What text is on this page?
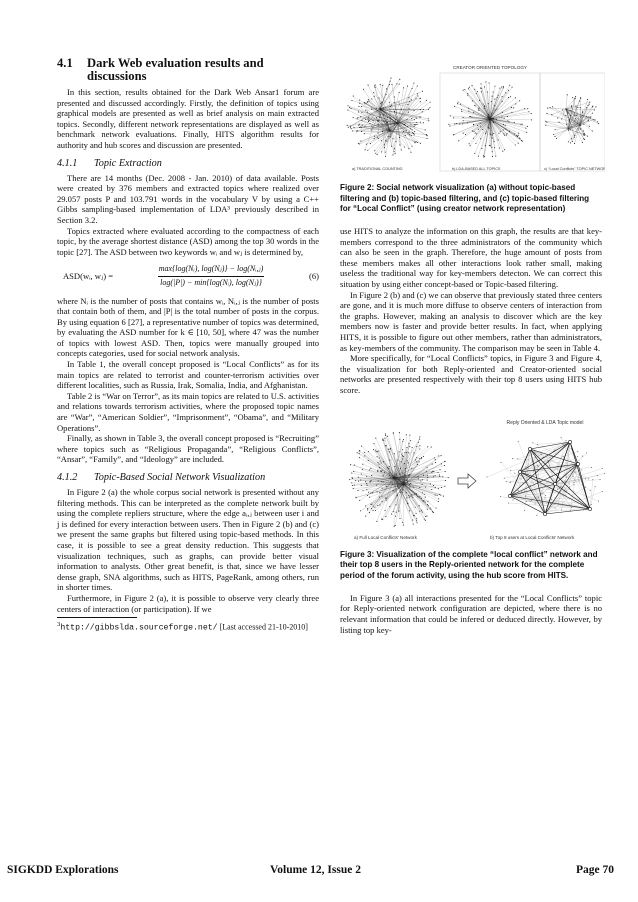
4.1	Dark Web evaluation results and discussions

In this section, results obtained for the Dark Web Ansar1 forum are presented and discussed accordingly. Firstly, the definition of topics using graphical models are presented as well as brief analysis on main extracted topics. Secondly, different network representations are displayed as well as benchmark network evaluations. Finally, HITS algorithm results for authority and hub scores and discussion are presented.

4.1.1	Topic Extraction

There are 14 months (Dec. 2008 - Jan. 2010) of data available. Posts were created by 376 members and extracted topics where realized over 29.057 posts P and 103.791 words in the vocabulary V by using a C++ Gibbs sampling-based implementation of LDA³ previously described in Section 3.2.

Topics extracted where evaluated according to the compactness of each topic, by the average shortest distance (ASD) among the top 30 words in the topic [27]. The ASD between two keywords wᵢ and wⱼ is determined by,

ASD(wᵢ, wⱼ) =	$\frac{\text{max\{log(Nᵢ), log(Nⱼ)\} − log(Nᵢ,ⱼ)}}{\text{log(|P|) − min\{log(Nᵢ), log(Nⱼ)\}}}$	(6)

where Nᵢ is the number of posts that contains wᵢ, Nᵢ,ⱼ is the number of posts that contain both of them, and |P| is the total number of posts in the corpus. By using equation 6 [27], a representative number of topics was determined, by evaluating the ASD number for k ∈ [10, 50], where 47 was the number of topics with lowest ASD. Then, topics were manually grouped into concepts categories, used for social network analysis.

In Table 1, the overall concept proposed is “Local Conflicts” as for its main topics are related to terrorist and counter-terrorism activities over different localities, such as Russia, Irak, Somalia, India, and Afghanistan.

Table 2 is “War on Terror”, as its main topics are related to U.S. activities and relations towards terrorism activities, where the proposed topic names are “War”, “American Soldier”, “Imprisonment”, “Obama”, and “Military Operations”.

Finally, as shown in Table 3, the overall concept proposed is “Recruiting” where topics such as “Religious Propaganda”, “Religious Conflicts”, “Ansar”, “Family”, and “Ideology” are included.

4.1.2	Topic-Based Social Network Visualization

In Figure 2 (a) the whole corpus social network is presented without any filtering methods. This can be interpreted as the complete network built by using the complete repliers structure, where the edge aᵢ,ⱼ between user i and j is defined for every interaction between users. Then in Figure 2 (b) and (c) we present the same graphs but filtered using topic-based methods. In this case, it is possible to see a great density reduction. This suggests that visualization techniques, such as graphs, can provide better visual information to analysts. Other great benefit, is that, since we have lesser dense graph, SNA algorithms, such as HITS, PageRank, among others, run in shorter times.

Furthermore, in Figure 2 (a), it is possible to observe very clearly three centers of interaction (or participation). If we

$^3$http://gibbslda.sourceforge.net/ [Last accessed 21-10-2010]
CREATOR ORIENTED TOPOLOGY
a) TRADITIONAL COUNTING	b) LDA-BASED ALL TOPICS	c) “Local Conflicts” TOPIC NETWORK

Figure 2: Social network visualization (a) without topic-based filtering and (b) topic-based filtering, and (c) topic-based filtering for “Local Conflict” (using creator network representation)

use HITS to analyze the information on this graph, the results are that key-members correspond to the three administrators of the community which can also be seen in the graph. Therefore, the huge amount of posts from these members makes all other interactions look rather small, making useless the traditional way for key-members detecton. We can correct this situation by using either concept-based or Topic-based filtering.

In Figure 2 (b) and (c) we can observe that previously stated three centers are gone, and it is much more diffuse to observe centers of interaction from the graphs. However, making an analysis to discover which are the key members now is faster and provide better results. In fact, when applying HITS, it is possible to figure out other members, rather than administrators, as key-members of the community. The comparison may be seen in Table 4.

More specifically, for “Local Conflicts” topics, in Figure 3 and Figure 4, the visualization for both Reply-oriented and Creator-oriented social networks are presented respectively with their top 8 users using HITS hub score.

Reply Oriented & LDA Topic model
a) Full Local Conflicts’ Network	b) Top 8 users at Local Conflicts’ Network

Figure 3: Visualization of the complete “local conflict” network and their top 8 users in the Reply-oriented network for the complete period of the forum activity, using the hub score from HITS.

In Figure 3 (a) all interactions presented for the “Local Conflicts” topic for Reply-oriented network configuration are depicted, where there is no relevant information that could be infered or deduced directly. However, by listing top key-

SIGKDD Explorations	Volume 12, Issue 2	Page 70
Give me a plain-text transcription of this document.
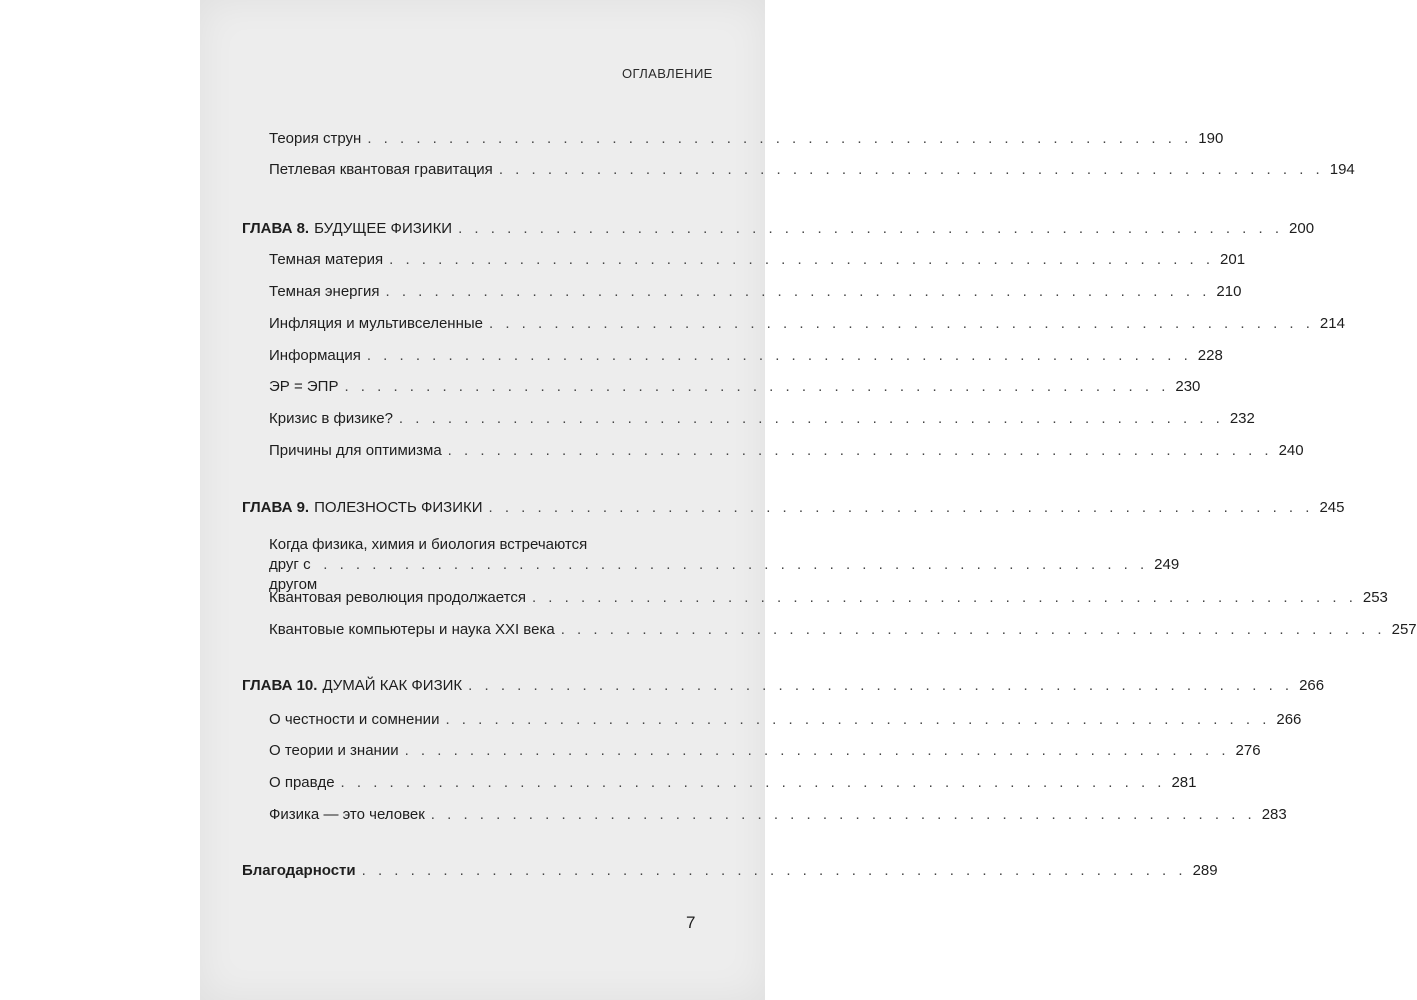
ОГЛАВЛЕНИЕ
Теория струн . . . . . . . . . . . . . . . . . . . . . . . . . . . . . . . . . . . . . . . . . . . . . . . . . . . 190
Петлевая квантовая гравитация . . . . . . . . . . . . . . . . . . . . . . . . . . . . . . . . . . . . . . . . . . . . . . . . . . . 194
ГЛАВА 8. БУДУЩЕЕ ФИЗИКИ . . . . . . . . . . . . . . . . . . . . . . . . . . . . . . . . . . . . . . . . . . . . . . . . . . . 200
Темная материя . . . . . . . . . . . . . . . . . . . . . . . . . . . . . . . . . . . . . . . . . . . . . . . . . . . 201
Темная энергия . . . . . . . . . . . . . . . . . . . . . . . . . . . . . . . . . . . . . . . . . . . . . . . . . . . 210
Инфляция и мультивселенные . . . . . . . . . . . . . . . . . . . . . . . . . . . . . . . . . . . . . . . . . . . . . . . . . . . 214
Информация . . . . . . . . . . . . . . . . . . . . . . . . . . . . . . . . . . . . . . . . . . . . . . . . . . . 228
ЭР = ЭПР . . . . . . . . . . . . . . . . . . . . . . . . . . . . . . . . . . . . . . . . . . . . . . . . . . . 230
Кризис в физике? . . . . . . . . . . . . . . . . . . . . . . . . . . . . . . . . . . . . . . . . . . . . . . . . . . . 232
Причины для оптимизма . . . . . . . . . . . . . . . . . . . . . . . . . . . . . . . . . . . . . . . . . . . . . . . . . . . 240
ГЛАВА 9. ПОЛЕЗНОСТЬ ФИЗИКИ . . . . . . . . . . . . . . . . . . . . . . . . . . . . . . . . . . . . . . . . . . . . . . . . . . . 245
Когда физика, химия и биология встречаются
друг с другом
. . . . . . . . . . . . . . . . . . . . . . . . . . . . . . . . . . . . . . . . . . . . . . . . . . . 249
Квантовая революция продолжается . . . . . . . . . . . . . . . . . . . . . . . . . . . . . . . . . . . . . . . . . . . . . . . . . . . 253
Квантовые компьютеры и наука XXI века . . . . . . . . . . . . . . . . . . . . . . . . . . . . . . . . . . . . . . . . . . . . . . . . . . . 257
ГЛАВА 10. ДУМАЙ КАК ФИЗИК . . . . . . . . . . . . . . . . . . . . . . . . . . . . . . . . . . . . . . . . . . . . . . . . . . . 266
О честности и сомнении . . . . . . . . . . . . . . . . . . . . . . . . . . . . . . . . . . . . . . . . . . . . . . . . . . . 266
О теории и знании . . . . . . . . . . . . . . . . . . . . . . . . . . . . . . . . . . . . . . . . . . . . . . . . . . . 276
О правде . . . . . . . . . . . . . . . . . . . . . . . . . . . . . . . . . . . . . . . . . . . . . . . . . . . 281
Физика — это человек . . . . . . . . . . . . . . . . . . . . . . . . . . . . . . . . . . . . . . . . . . . . . . . . . . . 283
Благодарности . . . . . . . . . . . . . . . . . . . . . . . . . . . . . . . . . . . . . . . . . . . . . . . . . . . 289
7
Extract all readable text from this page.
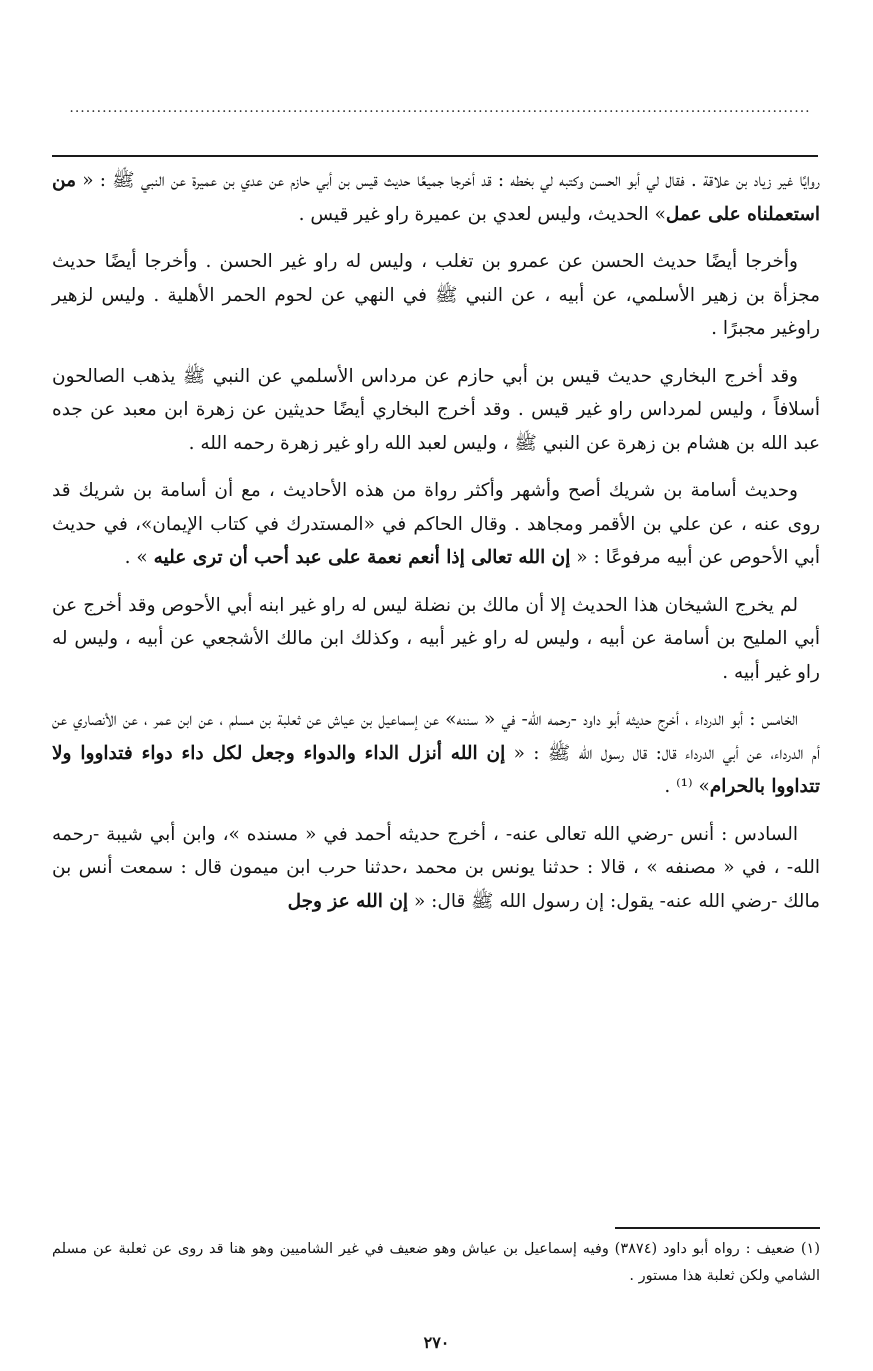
........................................................................................................................................

روايًا غير زياد بن علاقة . فقال لي أبو الحسن وكتبه لي بخطه : قد أخرجا جميعًا حديث قيس بن أبي حازم عن عدي بن عميرة عن النبي ﷺ : « من استعملناه على عمل» الحديث، وليس لعدي بن عميرة راو غير قيس .

وأخرجا أيضًا حديث الحسن عن عمرو بن تغلب ، وليس له راو غير الحسن . وأخرجا أيضًا حديث مجزأة بن زهير الأسلمي، عن أبيه ، عن النبي ﷺ في النهي عن لحوم الحمر الأهلية . وليس لزهير راوغير مجبرًا .

وقد أخرج البخاري حديث قيس بن أبي حازم عن مرداس الأسلمي عن النبي ﷺ يذهب الصالحون أسلافاً ، وليس لمرداس راو غير قيس . وقد أخرج البخاري أيضًا حديثين عن زهرة ابن معبد عن جده عبد الله بن هشام بن زهرة عن النبي ﷺ ، وليس لعبد الله راو غير زهرة رحمه الله .

وحديث أسامة بن شريك أصح وأشهر وأكثر رواة من هذه الأحاديث ، مع أن أسامة بن شريك قد روى عنه ، عن علي بن الأقمر ومجاهد . وقال الحاكم في «المستدرك في كتاب الإيمان»، في حديث أبي الأحوص عن أبيه مرفوعًا : « إن الله تعالى إذا أنعم نعمة على عبد أحب أن ترى عليه » .

لم يخرج الشيخان هذا الحديث إلا أن مالك بن نضلة ليس له راو غير ابنه أبي الأحوص وقد أخرج عن أبي المليح بن أسامة عن أبيه ، وليس له راو غير أبيه ، وكذلك ابن مالك الأشجعي عن أبيه ، وليس له راو غير أبيه .

الخامس : أبو الدرداء ، أخرج حديثه أبو داود -رحمه الله- في « سننه» عن إسماعيل بن عياش عن ثعلبة بن مسلم ، عن ابن عمر ، عن الأنصاري عن أم الدرداء، عن أبي الدرداء قال: قال رسول الله ﷺ : « إن الله أنزل الداء والدواء وجعل لكل داء دواء فتداووا ولا تتداووا بالحرام» ⁽¹⁾ .

السادس : أنس -رضي الله تعالى عنه- ، أخرج حديثه أحمد في « مسنده »، وابن أبي شيبة -رحمه الله- ، في « مصنفه » ، قالا : حدثنا يونس بن محمد ،حدثنا حرب ابن ميمون قال : سمعت أنس بن مالك -رضي الله عنه- يقول: إن رسول الله ﷺ قال: « إن الله عز وجل

(١) ضعيف : رواه أبو داود (٣٨٧٤) وفيه إسماعيل بن عياش وهو ضعيف في غير الشاميين وهو هنا قد روى عن ثعلبة عن مسلم الشامي ولكن ثعلبة هذا مستور .

٢٧٠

···

Extract, from the material above, each line holding the word "overall".

In Table 1, the overall concept proposed is “Local Conflicts” as for its main topics are related to terrorist and counter-terrorism activities over different localities, such as Russia, Irak, Somalia, India, and Afghanistan.
Finally, as shown in Table 3, the overall concept proposed is “Recruiting” where topics such as “Religious Propaganda”, “Religious Conflicts”, “Ansar”, “Family”, and “Ideology” are included.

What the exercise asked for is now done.